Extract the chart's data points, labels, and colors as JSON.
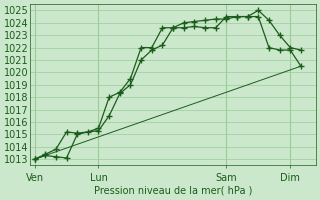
{
  "xlabel": "Pression niveau de la mer( hPa )",
  "ylim": [
    1012.5,
    1025.5
  ],
  "xlim": [
    -0.2,
    13.2
  ],
  "yticks": [
    1013,
    1014,
    1015,
    1016,
    1017,
    1018,
    1019,
    1020,
    1021,
    1022,
    1023,
    1024,
    1025
  ],
  "bg_color": "#cce8cc",
  "grid_color": "#99cc99",
  "line_color": "#1a5c1a",
  "xtick_labels": [
    "Ven",
    "Lun",
    "Sam",
    "Dim"
  ],
  "xtick_positions": [
    0,
    3,
    9,
    12
  ],
  "series1_x": [
    0,
    0.5,
    1,
    1.5,
    2,
    3,
    3.5,
    4,
    4.5,
    5,
    5.5,
    6,
    6.5,
    7,
    7.5,
    8,
    8.5,
    9,
    9.5,
    10,
    10.5,
    11,
    11.5,
    12,
    12.5
  ],
  "series1_y": [
    1013.0,
    1013.4,
    1013.8,
    1015.2,
    1015.1,
    1015.3,
    1016.5,
    1018.3,
    1019.0,
    1021.0,
    1021.8,
    1022.2,
    1023.6,
    1023.6,
    1023.7,
    1023.6,
    1023.6,
    1024.5,
    1024.5,
    1024.5,
    1025.0,
    1024.2,
    1023.0,
    1022.0,
    1021.8
  ],
  "series2_x": [
    0,
    0.5,
    1,
    1.5,
    2,
    2.5,
    3,
    3.5,
    4,
    4.5,
    5,
    5.5,
    6,
    6.5,
    7,
    7.5,
    8,
    8.5,
    9,
    9.5,
    10,
    10.5,
    11,
    11.5,
    12,
    12.5
  ],
  "series2_y": [
    1013.0,
    1013.3,
    1013.2,
    1013.1,
    1015.0,
    1015.2,
    1015.5,
    1018.0,
    1018.4,
    1019.5,
    1022.0,
    1022.0,
    1023.6,
    1023.6,
    1024.0,
    1024.1,
    1024.2,
    1024.3,
    1024.3,
    1024.5,
    1024.5,
    1024.5,
    1022.0,
    1021.8,
    1021.8,
    1020.5
  ],
  "series3_x": [
    0,
    12.5
  ],
  "series3_y": [
    1013.0,
    1020.5
  ]
}
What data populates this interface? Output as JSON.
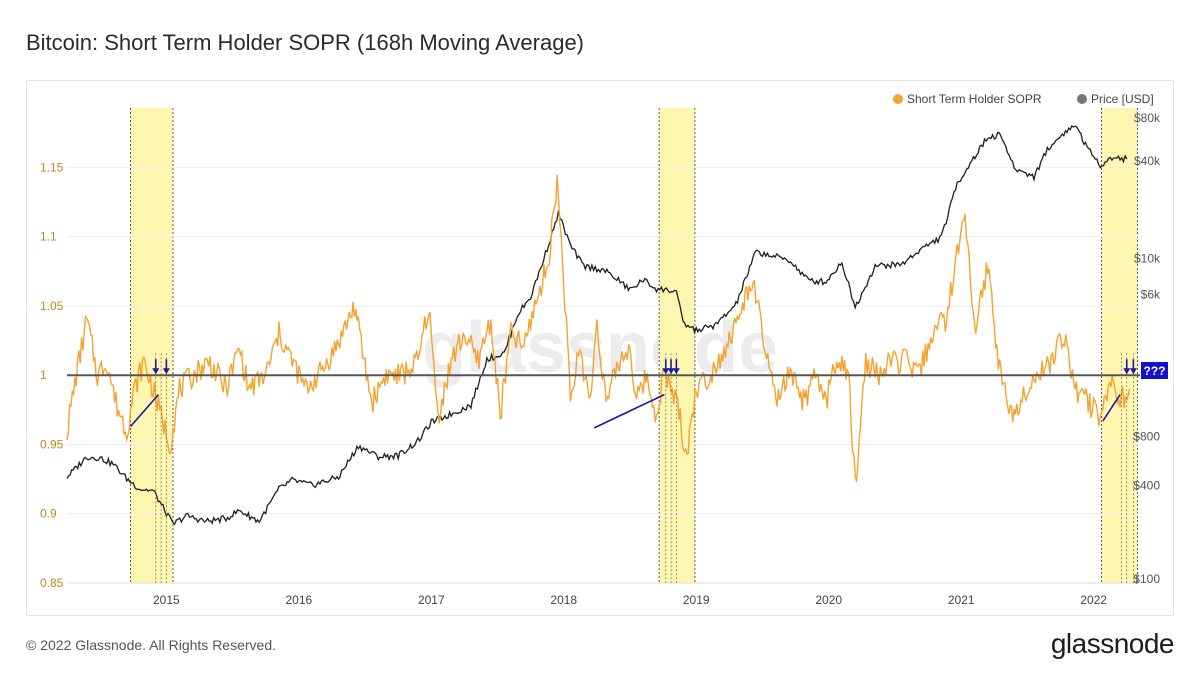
{
  "header": {
    "title": "Bitcoin: Short Term Holder SOPR (168h Moving Average)"
  },
  "footer": {
    "copyright": "© 2022 Glassnode. All Rights Reserved.",
    "logo_text": "glassnode"
  },
  "chart_data": {
    "type": "line",
    "title": "Bitcoin: Short Term Holder SOPR (168h Moving Average)",
    "watermark": "glassnode",
    "annotation_label": "???",
    "colors": {
      "sopr": "#f5a330",
      "price": "#1f1f1f",
      "highlight": "#fff7b0",
      "annotation": "#1a1aa8",
      "baseline": "#555555"
    },
    "x_range": [
      2014.25,
      2022.35
    ],
    "x_ticks": [
      {
        "value": 2015,
        "label": "2015"
      },
      {
        "value": 2016,
        "label": "2016"
      },
      {
        "value": 2017,
        "label": "2017"
      },
      {
        "value": 2018,
        "label": "2018"
      },
      {
        "value": 2019,
        "label": "2019"
      },
      {
        "value": 2020,
        "label": "2020"
      },
      {
        "value": 2021,
        "label": "2021"
      },
      {
        "value": 2022,
        "label": "2022"
      }
    ],
    "left_axis": {
      "name": "Short Term Holder SOPR",
      "range": [
        0.85,
        1.19
      ],
      "ticks": [
        {
          "value": 1.15,
          "label": "1.15"
        },
        {
          "value": 1.1,
          "label": "1.1"
        },
        {
          "value": 1.05,
          "label": "1.05"
        },
        {
          "value": 1,
          "label": "1"
        },
        {
          "value": 0.95,
          "label": "0.95"
        },
        {
          "value": 0.9,
          "label": "0.9"
        },
        {
          "value": 0.85,
          "label": "0.85"
        }
      ]
    },
    "right_axis": {
      "name": "Price [USD]",
      "scale": "log",
      "range": [
        100,
        80000
      ],
      "ticks": [
        {
          "value": 80000,
          "label": "$80k"
        },
        {
          "value": 40000,
          "label": "$40k"
        },
        {
          "value": 10000,
          "label": "$10k"
        },
        {
          "value": 6000,
          "label": "$6k"
        },
        {
          "value": 800,
          "label": "$800"
        },
        {
          "value": 400,
          "label": "$400"
        },
        {
          "value": 100,
          "label": "$100"
        }
      ]
    },
    "legend": [
      {
        "label": "Short Term Holder SOPR",
        "color": "#f5a330"
      },
      {
        "label": "Price [USD]",
        "color": "#777777"
      }
    ],
    "highlight_bands": [
      {
        "start": 2014.73,
        "end": 2015.05
      },
      {
        "start": 2018.72,
        "end": 2018.99
      },
      {
        "start": 2022.06,
        "end": 2022.33
      }
    ],
    "baseline": 1,
    "sopr_anchors": [
      [
        2014.25,
        0.96
      ],
      [
        2014.32,
        1.0
      ],
      [
        2014.4,
        1.04
      ],
      [
        2014.48,
        1.0
      ],
      [
        2014.55,
        1.01
      ],
      [
        2014.62,
        0.98
      ],
      [
        2014.7,
        0.96
      ],
      [
        2014.76,
        0.99
      ],
      [
        2014.83,
        1.01
      ],
      [
        2014.9,
        0.99
      ],
      [
        2014.96,
        0.97
      ],
      [
        2015.03,
        0.95
      ],
      [
        2015.1,
        0.99
      ],
      [
        2015.2,
        1.0
      ],
      [
        2015.32,
        1.01
      ],
      [
        2015.45,
        0.99
      ],
      [
        2015.55,
        1.02
      ],
      [
        2015.62,
        0.99
      ],
      [
        2015.75,
        1.0
      ],
      [
        2015.85,
        1.03
      ],
      [
        2015.95,
        1.01
      ],
      [
        2016.05,
        0.99
      ],
      [
        2016.15,
        1.0
      ],
      [
        2016.28,
        1.02
      ],
      [
        2016.42,
        1.05
      ],
      [
        2016.55,
        0.98
      ],
      [
        2016.65,
        1.0
      ],
      [
        2016.78,
        1.0
      ],
      [
        2016.9,
        1.01
      ],
      [
        2016.98,
        1.05
      ],
      [
        2017.05,
        0.97
      ],
      [
        2017.15,
        1.01
      ],
      [
        2017.25,
        1.03
      ],
      [
        2017.35,
        1.01
      ],
      [
        2017.45,
        1.04
      ],
      [
        2017.52,
        0.97
      ],
      [
        2017.6,
        1.03
      ],
      [
        2017.7,
        1.02
      ],
      [
        2017.78,
        1.05
      ],
      [
        2017.88,
        1.08
      ],
      [
        2017.95,
        1.14
      ],
      [
        2018.0,
        1.07
      ],
      [
        2018.05,
        0.98
      ],
      [
        2018.12,
        1.02
      ],
      [
        2018.2,
        0.98
      ],
      [
        2018.25,
        1.04
      ],
      [
        2018.32,
        0.98
      ],
      [
        2018.42,
        1.01
      ],
      [
        2018.5,
        1.02
      ],
      [
        2018.55,
        0.98
      ],
      [
        2018.62,
        1.0
      ],
      [
        2018.7,
        0.97
      ],
      [
        2018.75,
        1.0
      ],
      [
        2018.82,
        0.99
      ],
      [
        2018.88,
        0.97
      ],
      [
        2018.92,
        0.94
      ],
      [
        2019.0,
        0.99
      ],
      [
        2019.1,
        1.0
      ],
      [
        2019.22,
        1.02
      ],
      [
        2019.32,
        1.04
      ],
      [
        2019.42,
        1.07
      ],
      [
        2019.52,
        1.02
      ],
      [
        2019.6,
        0.98
      ],
      [
        2019.7,
        1.0
      ],
      [
        2019.82,
        0.98
      ],
      [
        2019.9,
        1.0
      ],
      [
        2019.98,
        0.98
      ],
      [
        2020.05,
        1.01
      ],
      [
        2020.15,
        1.0
      ],
      [
        2020.2,
        0.92
      ],
      [
        2020.28,
        1.01
      ],
      [
        2020.38,
        1.0
      ],
      [
        2020.48,
        1.01
      ],
      [
        2020.58,
        1.01
      ],
      [
        2020.68,
        1.0
      ],
      [
        2020.78,
        1.03
      ],
      [
        2020.88,
        1.04
      ],
      [
        2020.96,
        1.08
      ],
      [
        2021.03,
        1.12
      ],
      [
        2021.1,
        1.03
      ],
      [
        2021.2,
        1.08
      ],
      [
        2021.28,
        1.01
      ],
      [
        2021.38,
        0.97
      ],
      [
        2021.48,
        0.99
      ],
      [
        2021.58,
        1.0
      ],
      [
        2021.68,
        1.01
      ],
      [
        2021.78,
        1.03
      ],
      [
        2021.86,
        0.99
      ],
      [
        2021.96,
        0.98
      ],
      [
        2022.06,
        0.97
      ],
      [
        2022.12,
        1.0
      ],
      [
        2022.2,
        0.98
      ],
      [
        2022.27,
        0.99
      ]
    ],
    "price_anchors": [
      [
        2014.25,
        450
      ],
      [
        2014.4,
        600
      ],
      [
        2014.5,
        590
      ],
      [
        2014.6,
        540
      ],
      [
        2014.7,
        440
      ],
      [
        2014.8,
        380
      ],
      [
        2014.9,
        370
      ],
      [
        2015.0,
        270
      ],
      [
        2015.05,
        230
      ],
      [
        2015.15,
        260
      ],
      [
        2015.3,
        240
      ],
      [
        2015.45,
        250
      ],
      [
        2015.55,
        280
      ],
      [
        2015.7,
        240
      ],
      [
        2015.85,
        380
      ],
      [
        2015.95,
        430
      ],
      [
        2016.1,
        400
      ],
      [
        2016.3,
        450
      ],
      [
        2016.45,
        700
      ],
      [
        2016.6,
        600
      ],
      [
        2016.75,
        610
      ],
      [
        2016.9,
        750
      ],
      [
        2017.0,
        980
      ],
      [
        2017.15,
        1100
      ],
      [
        2017.3,
        1250
      ],
      [
        2017.42,
        2400
      ],
      [
        2017.55,
        2600
      ],
      [
        2017.65,
        4500
      ],
      [
        2017.75,
        5800
      ],
      [
        2017.85,
        10000
      ],
      [
        2017.96,
        19000
      ],
      [
        2018.05,
        12000
      ],
      [
        2018.15,
        9000
      ],
      [
        2018.3,
        8500
      ],
      [
        2018.4,
        7500
      ],
      [
        2018.5,
        6400
      ],
      [
        2018.6,
        7400
      ],
      [
        2018.7,
        6500
      ],
      [
        2018.85,
        6300
      ],
      [
        2018.9,
        4000
      ],
      [
        2019.0,
        3600
      ],
      [
        2019.15,
        3900
      ],
      [
        2019.3,
        5200
      ],
      [
        2019.45,
        11000
      ],
      [
        2019.55,
        10500
      ],
      [
        2019.7,
        9800
      ],
      [
        2019.85,
        7300
      ],
      [
        2019.98,
        7200
      ],
      [
        2020.1,
        9500
      ],
      [
        2020.2,
        5000
      ],
      [
        2020.35,
        9000
      ],
      [
        2020.55,
        9200
      ],
      [
        2020.7,
        11500
      ],
      [
        2020.85,
        13500
      ],
      [
        2020.97,
        29000
      ],
      [
        2021.08,
        40000
      ],
      [
        2021.2,
        56000
      ],
      [
        2021.3,
        58000
      ],
      [
        2021.4,
        36000
      ],
      [
        2021.55,
        32000
      ],
      [
        2021.65,
        47000
      ],
      [
        2021.8,
        62000
      ],
      [
        2021.87,
        66000
      ],
      [
        2021.95,
        48000
      ],
      [
        2022.05,
        38000
      ],
      [
        2022.15,
        42000
      ],
      [
        2022.25,
        41000
      ]
    ],
    "trend_lines": [
      {
        "x1": 2014.73,
        "y1": 0.963,
        "x2": 2014.94,
        "y2": 0.986
      },
      {
        "x1": 2018.23,
        "y1": 0.962,
        "x2": 2018.76,
        "y2": 0.986
      },
      {
        "x1": 2022.07,
        "y1": 0.967,
        "x2": 2022.2,
        "y2": 0.986
      }
    ],
    "arrow_markers": [
      2014.92,
      2015.0,
      2018.77,
      2018.81,
      2018.85,
      2022.25,
      2022.3
    ],
    "dotted_markers": [
      2014.92,
      2014.96,
      2015.0,
      2018.77,
      2018.81,
      2018.85,
      2022.21,
      2022.25,
      2022.3
    ]
  }
}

-----

[WHAT THE TASK ASKS] From the listing above, return each line with the word "Bitcoin".

[THE REPLY]
    "title": "Bitcoin: Short Term Holder SOPR (168h Moving Average)"
    "title": "Bitcoin: Short Term Holder SOPR (168h Moving Average)",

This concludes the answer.